▸ Short exercise:
Check each line of the records below and collect those holding "allows".

[Collected data]
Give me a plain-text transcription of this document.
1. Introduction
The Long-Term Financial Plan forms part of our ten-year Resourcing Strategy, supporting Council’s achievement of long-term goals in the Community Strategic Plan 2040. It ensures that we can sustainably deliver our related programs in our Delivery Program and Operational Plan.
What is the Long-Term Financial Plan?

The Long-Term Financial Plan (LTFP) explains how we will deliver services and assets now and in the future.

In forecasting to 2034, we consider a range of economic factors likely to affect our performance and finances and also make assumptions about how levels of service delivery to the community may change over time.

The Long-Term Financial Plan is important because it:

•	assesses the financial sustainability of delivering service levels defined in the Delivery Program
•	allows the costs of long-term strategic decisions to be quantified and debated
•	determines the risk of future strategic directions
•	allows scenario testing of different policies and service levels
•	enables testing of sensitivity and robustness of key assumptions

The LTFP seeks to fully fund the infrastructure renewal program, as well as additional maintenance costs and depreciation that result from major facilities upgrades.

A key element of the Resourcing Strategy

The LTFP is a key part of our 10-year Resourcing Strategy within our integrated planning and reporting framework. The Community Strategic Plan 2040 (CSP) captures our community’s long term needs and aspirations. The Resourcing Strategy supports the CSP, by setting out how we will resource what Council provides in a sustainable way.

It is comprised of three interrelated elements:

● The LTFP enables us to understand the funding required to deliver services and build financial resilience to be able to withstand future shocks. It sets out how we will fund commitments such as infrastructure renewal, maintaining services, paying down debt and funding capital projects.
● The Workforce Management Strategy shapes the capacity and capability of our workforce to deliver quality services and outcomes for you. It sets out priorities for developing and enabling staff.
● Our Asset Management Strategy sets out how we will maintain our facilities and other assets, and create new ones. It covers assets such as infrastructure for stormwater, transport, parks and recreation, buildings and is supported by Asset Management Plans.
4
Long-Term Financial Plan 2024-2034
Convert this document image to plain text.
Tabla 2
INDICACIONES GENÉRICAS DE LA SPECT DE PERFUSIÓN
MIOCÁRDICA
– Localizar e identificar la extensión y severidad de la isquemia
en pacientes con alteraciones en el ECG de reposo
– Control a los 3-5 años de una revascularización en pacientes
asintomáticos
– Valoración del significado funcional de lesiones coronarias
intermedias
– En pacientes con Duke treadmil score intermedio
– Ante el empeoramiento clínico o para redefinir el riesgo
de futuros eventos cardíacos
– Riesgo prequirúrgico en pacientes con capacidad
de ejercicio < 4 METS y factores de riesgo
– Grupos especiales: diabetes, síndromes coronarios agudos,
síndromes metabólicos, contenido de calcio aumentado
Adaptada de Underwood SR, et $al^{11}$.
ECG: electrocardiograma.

▸ Expected answer:
•	allows the costs of long-term strategic decisions to be quantified and debated
•	allows scenario testing of different policies and service levels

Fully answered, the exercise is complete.